*EXERCISE BRIEF*: Note how many lines hold the string "ffffff" and give that number without any other words.

++++ SUPPLIED INFORMATION

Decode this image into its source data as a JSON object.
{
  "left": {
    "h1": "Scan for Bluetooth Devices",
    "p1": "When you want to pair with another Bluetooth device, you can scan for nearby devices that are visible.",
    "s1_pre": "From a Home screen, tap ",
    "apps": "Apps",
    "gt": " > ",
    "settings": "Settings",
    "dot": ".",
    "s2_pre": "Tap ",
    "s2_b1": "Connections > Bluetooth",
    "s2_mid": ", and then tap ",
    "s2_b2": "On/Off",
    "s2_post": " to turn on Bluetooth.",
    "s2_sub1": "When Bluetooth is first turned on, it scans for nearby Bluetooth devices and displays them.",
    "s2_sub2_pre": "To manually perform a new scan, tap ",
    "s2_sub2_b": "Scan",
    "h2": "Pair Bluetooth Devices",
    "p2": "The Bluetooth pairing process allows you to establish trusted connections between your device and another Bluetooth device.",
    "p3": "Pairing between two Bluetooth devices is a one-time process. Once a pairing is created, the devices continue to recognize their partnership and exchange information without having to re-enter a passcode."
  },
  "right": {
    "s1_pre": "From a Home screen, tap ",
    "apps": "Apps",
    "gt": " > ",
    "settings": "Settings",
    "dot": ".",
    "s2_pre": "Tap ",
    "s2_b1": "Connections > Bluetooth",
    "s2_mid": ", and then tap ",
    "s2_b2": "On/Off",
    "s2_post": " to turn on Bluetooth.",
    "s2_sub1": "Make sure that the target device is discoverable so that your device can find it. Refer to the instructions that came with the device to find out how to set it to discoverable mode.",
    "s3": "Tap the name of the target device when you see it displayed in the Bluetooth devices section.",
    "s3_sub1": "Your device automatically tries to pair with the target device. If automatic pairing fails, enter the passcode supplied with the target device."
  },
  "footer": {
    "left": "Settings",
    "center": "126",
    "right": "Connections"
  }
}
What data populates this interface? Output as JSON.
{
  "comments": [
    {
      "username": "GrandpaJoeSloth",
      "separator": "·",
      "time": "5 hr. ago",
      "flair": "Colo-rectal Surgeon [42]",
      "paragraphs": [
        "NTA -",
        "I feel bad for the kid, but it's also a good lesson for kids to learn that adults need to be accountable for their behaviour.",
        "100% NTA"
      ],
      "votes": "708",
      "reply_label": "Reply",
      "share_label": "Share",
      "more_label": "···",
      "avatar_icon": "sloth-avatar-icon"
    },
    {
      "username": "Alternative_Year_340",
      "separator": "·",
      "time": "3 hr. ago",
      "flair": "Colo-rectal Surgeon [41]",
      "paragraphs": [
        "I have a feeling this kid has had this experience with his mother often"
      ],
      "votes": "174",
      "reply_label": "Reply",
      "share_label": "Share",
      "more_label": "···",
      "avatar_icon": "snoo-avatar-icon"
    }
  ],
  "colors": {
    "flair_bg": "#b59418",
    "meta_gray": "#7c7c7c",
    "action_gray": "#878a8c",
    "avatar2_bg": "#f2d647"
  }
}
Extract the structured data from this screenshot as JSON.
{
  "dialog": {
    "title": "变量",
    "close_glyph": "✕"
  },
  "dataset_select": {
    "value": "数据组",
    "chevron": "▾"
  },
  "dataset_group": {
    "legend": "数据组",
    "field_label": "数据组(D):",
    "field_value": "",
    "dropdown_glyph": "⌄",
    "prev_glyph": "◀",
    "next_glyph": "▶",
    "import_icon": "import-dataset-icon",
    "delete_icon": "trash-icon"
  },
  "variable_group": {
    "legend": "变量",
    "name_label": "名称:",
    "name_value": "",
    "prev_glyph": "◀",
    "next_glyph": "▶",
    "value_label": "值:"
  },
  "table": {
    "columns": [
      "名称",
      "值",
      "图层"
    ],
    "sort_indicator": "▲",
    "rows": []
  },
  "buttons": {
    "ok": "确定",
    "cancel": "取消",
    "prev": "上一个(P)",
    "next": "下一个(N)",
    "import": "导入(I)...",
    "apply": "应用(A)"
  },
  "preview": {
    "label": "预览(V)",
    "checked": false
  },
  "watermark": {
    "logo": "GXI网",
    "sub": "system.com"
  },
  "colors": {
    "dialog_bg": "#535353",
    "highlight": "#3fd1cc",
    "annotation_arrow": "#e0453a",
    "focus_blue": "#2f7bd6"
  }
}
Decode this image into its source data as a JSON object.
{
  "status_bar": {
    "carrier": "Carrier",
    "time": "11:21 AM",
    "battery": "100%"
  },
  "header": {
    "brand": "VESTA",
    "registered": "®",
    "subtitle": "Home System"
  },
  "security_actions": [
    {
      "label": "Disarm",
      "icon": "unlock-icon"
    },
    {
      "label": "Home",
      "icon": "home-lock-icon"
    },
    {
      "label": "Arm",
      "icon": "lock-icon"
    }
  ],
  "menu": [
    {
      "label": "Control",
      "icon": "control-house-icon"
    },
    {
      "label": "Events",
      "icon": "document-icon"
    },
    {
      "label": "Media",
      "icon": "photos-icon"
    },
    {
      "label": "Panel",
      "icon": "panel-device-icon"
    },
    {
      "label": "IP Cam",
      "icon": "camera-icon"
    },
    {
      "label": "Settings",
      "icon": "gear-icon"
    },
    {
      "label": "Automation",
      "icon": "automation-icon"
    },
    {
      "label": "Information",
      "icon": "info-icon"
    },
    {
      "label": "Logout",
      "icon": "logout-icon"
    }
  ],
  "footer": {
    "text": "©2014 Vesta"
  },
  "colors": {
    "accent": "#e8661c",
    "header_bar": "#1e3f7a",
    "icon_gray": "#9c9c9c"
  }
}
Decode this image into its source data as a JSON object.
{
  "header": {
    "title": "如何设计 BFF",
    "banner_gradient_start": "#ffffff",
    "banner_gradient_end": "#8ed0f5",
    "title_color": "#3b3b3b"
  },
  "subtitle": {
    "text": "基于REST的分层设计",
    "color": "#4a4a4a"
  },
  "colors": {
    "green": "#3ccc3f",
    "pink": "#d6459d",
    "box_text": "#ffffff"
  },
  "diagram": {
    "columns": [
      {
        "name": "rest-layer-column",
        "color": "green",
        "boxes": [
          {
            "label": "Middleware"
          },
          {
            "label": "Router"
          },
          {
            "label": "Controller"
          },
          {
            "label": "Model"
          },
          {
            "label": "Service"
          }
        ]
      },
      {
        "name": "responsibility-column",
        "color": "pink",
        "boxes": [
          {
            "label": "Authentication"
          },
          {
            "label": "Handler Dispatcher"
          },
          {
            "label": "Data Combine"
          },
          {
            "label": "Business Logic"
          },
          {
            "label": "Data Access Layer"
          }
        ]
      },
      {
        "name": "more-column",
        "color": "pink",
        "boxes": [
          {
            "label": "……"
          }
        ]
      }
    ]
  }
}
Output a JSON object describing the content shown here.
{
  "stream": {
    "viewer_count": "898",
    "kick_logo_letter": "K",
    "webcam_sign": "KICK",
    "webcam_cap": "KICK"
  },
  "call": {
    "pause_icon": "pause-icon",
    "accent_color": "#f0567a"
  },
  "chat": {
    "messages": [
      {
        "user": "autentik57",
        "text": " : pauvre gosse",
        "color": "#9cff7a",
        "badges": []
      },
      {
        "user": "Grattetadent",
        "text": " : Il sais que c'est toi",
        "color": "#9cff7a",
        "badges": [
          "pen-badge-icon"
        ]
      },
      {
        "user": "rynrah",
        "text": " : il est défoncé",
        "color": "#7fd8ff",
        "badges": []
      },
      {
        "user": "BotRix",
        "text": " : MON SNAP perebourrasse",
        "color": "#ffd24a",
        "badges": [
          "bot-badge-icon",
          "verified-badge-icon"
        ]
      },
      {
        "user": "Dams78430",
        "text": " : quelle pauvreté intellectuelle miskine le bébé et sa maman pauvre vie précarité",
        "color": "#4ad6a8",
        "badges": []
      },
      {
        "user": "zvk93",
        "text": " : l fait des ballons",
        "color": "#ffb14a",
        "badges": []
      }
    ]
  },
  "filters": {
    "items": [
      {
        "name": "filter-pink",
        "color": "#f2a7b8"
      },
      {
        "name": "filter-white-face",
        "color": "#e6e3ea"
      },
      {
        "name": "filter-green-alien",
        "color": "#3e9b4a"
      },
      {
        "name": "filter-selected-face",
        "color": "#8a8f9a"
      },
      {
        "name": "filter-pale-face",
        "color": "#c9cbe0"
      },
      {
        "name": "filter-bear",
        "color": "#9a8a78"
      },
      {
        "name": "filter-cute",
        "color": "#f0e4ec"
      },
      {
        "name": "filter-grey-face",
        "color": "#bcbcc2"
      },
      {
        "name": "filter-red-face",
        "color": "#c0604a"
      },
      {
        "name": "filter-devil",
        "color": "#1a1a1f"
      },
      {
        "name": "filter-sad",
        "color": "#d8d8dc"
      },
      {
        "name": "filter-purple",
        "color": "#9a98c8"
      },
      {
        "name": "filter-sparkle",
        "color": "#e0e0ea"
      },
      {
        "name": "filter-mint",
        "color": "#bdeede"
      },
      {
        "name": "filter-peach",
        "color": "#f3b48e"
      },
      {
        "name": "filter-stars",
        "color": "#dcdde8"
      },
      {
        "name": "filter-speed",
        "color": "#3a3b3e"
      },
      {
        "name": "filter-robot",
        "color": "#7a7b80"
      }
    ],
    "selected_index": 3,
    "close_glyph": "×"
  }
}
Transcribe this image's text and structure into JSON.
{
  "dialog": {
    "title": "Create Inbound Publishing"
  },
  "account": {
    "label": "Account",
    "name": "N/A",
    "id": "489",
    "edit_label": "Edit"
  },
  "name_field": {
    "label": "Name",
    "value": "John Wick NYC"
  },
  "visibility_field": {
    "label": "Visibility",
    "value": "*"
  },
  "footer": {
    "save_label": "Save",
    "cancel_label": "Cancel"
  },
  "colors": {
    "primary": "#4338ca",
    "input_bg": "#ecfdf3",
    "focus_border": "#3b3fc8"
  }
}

++++++++

*RESPONSE*: 2